■ **Recorded data**:
☆ ☆ ☆ ☆ ☆ ☆ ☆

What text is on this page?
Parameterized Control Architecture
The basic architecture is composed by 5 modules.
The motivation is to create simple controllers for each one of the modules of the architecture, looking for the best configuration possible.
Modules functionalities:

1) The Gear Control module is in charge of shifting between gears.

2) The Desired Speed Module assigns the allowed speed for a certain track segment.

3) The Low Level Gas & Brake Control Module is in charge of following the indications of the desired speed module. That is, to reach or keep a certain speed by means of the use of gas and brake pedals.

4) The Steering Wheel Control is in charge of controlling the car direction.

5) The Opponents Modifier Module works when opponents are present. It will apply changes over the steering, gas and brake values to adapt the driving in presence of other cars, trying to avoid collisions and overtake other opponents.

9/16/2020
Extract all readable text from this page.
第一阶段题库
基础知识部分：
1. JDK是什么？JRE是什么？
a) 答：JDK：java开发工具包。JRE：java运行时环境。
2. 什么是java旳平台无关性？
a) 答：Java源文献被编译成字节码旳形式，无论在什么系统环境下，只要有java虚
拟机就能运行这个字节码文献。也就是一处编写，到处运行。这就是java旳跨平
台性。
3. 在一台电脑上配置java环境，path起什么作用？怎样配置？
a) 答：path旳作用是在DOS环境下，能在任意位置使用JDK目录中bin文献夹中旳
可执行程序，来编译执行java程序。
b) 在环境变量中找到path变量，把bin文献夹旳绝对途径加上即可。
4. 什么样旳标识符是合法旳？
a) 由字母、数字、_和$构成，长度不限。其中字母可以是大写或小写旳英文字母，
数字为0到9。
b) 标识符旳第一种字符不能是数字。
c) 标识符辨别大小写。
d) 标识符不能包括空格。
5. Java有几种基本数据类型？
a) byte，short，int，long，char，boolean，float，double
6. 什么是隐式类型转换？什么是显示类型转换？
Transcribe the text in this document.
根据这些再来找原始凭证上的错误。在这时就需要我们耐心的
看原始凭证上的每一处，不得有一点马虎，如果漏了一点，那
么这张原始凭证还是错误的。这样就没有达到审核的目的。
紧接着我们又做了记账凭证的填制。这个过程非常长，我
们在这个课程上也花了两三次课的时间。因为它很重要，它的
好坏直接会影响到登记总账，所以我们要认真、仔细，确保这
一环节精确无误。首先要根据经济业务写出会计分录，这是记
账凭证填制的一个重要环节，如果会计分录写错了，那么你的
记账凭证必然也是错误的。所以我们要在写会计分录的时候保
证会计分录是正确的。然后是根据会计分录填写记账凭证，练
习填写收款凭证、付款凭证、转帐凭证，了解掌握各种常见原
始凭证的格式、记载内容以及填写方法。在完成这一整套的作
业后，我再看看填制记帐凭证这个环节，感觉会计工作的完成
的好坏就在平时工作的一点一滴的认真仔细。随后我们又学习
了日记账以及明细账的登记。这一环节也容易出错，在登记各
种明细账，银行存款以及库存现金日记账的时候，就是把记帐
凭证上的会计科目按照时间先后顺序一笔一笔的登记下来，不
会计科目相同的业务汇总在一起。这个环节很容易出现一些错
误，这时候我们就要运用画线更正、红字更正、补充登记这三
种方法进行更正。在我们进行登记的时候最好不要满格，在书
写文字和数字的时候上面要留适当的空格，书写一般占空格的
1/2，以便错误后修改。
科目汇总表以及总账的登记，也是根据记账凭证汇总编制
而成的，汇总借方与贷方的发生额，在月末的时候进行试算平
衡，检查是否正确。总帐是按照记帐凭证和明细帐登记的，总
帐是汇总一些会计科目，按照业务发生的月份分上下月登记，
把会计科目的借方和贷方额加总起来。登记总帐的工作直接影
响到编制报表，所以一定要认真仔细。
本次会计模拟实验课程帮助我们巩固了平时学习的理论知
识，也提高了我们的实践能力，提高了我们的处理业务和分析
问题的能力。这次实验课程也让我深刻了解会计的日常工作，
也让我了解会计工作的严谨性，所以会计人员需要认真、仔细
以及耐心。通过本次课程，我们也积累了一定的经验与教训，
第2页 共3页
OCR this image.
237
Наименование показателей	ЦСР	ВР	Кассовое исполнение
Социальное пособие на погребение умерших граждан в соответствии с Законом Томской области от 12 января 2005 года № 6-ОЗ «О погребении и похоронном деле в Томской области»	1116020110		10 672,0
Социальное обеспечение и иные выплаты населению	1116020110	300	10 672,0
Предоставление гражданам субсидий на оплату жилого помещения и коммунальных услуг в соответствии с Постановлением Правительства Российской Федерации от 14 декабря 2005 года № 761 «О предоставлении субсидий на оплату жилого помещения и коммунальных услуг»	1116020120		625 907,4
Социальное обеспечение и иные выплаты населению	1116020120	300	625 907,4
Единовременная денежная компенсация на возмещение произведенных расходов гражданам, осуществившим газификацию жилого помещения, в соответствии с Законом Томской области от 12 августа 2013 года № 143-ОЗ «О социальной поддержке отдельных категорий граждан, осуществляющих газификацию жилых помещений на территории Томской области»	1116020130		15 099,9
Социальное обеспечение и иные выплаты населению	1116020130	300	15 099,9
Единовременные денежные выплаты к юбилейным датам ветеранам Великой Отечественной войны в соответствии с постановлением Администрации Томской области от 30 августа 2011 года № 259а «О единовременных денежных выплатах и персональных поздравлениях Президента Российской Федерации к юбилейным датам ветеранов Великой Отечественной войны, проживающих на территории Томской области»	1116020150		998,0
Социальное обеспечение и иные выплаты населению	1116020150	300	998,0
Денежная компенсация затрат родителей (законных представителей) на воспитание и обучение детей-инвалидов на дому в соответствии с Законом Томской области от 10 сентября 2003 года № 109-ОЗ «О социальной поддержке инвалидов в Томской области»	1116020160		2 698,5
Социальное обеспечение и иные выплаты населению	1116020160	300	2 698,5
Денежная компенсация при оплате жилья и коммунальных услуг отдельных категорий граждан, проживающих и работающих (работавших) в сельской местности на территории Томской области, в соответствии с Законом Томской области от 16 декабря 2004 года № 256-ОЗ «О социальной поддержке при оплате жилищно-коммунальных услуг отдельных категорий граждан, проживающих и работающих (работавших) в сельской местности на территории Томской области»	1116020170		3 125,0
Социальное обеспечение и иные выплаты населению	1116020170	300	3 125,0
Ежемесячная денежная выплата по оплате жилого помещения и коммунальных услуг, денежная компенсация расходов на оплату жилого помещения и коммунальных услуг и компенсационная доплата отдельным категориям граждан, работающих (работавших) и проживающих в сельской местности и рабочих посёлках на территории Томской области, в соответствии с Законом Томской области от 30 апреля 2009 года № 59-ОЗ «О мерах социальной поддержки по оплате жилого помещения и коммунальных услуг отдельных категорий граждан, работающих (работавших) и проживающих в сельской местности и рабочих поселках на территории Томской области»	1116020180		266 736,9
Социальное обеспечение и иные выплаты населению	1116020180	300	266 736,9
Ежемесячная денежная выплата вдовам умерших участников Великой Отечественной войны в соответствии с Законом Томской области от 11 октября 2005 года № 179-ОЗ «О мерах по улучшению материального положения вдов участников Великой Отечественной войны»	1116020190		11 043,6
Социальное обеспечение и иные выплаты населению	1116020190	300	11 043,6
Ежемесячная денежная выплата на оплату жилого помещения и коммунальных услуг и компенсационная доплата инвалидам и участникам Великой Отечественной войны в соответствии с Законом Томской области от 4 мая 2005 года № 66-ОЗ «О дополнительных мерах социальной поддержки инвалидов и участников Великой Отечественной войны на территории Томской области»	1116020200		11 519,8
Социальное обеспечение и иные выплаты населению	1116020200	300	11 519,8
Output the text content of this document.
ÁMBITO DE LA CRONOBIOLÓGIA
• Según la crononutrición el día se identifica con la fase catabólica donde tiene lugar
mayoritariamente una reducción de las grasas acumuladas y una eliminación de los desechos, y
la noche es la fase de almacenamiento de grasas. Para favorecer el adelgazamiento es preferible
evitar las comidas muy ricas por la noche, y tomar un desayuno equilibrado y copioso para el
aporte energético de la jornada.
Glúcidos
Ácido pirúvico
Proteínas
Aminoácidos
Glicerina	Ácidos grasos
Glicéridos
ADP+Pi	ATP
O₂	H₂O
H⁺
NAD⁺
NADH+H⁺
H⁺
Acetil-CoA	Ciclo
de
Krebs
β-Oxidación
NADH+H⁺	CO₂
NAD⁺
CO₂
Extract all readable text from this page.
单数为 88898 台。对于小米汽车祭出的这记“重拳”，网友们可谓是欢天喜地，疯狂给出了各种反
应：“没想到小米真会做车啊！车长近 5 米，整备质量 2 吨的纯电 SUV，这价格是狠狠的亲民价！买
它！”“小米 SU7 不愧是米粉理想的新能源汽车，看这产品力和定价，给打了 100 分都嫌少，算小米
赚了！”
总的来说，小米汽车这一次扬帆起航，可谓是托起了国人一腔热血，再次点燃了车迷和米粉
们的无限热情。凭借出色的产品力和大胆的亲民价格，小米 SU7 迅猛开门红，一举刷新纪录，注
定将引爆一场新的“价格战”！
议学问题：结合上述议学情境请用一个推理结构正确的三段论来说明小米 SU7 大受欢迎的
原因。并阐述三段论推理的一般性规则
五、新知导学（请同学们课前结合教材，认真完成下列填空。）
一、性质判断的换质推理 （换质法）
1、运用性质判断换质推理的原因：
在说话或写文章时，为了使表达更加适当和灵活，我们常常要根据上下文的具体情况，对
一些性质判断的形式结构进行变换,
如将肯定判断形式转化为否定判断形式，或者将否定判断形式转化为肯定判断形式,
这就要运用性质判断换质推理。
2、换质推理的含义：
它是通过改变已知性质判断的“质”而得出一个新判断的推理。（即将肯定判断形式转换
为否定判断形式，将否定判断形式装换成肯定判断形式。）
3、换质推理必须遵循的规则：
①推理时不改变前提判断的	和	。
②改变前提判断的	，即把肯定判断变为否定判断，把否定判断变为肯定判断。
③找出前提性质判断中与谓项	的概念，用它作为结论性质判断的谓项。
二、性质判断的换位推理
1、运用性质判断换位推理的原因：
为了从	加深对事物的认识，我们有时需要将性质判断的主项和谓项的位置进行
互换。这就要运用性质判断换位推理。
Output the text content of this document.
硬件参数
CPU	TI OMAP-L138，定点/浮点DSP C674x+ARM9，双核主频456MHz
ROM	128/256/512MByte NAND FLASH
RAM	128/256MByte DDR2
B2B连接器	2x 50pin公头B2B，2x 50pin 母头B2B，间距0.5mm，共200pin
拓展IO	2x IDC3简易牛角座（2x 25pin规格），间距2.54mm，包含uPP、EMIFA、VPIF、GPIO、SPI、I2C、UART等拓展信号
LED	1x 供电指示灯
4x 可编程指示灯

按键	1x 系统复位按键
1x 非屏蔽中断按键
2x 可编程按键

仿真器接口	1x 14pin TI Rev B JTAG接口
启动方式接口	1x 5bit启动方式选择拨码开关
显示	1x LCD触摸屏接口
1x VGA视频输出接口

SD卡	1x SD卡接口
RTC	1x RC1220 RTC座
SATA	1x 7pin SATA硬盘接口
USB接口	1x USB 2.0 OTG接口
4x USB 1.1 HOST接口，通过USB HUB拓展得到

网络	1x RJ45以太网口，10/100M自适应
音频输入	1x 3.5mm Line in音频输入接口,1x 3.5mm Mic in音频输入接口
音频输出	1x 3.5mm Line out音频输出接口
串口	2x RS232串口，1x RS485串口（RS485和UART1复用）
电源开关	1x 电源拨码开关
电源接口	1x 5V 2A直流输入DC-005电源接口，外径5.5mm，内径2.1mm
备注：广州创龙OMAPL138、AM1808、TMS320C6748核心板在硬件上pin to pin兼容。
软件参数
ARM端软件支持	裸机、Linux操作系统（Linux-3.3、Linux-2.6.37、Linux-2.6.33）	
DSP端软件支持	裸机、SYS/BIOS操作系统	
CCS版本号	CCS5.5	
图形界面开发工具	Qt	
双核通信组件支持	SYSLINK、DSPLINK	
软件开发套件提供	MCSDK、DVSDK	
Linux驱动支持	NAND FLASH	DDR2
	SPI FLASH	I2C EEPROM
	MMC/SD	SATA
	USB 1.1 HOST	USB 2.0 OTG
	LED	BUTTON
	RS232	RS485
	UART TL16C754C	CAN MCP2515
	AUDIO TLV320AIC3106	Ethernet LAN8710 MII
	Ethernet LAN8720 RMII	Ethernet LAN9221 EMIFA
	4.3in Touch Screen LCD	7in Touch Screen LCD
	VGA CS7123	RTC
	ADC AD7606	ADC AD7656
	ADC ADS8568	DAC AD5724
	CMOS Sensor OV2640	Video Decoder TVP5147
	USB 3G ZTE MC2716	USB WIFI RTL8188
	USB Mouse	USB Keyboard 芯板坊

☆ ☆ ☆ ☆ ☆ ☆ ☆

■ **What this task involves**:
Every line of the listing that holds "NAND" should be found and copied.

■ **Response**:
ROM	128/256/512MByte NAND FLASH
Linux驱动支持	NAND FLASH	DDR2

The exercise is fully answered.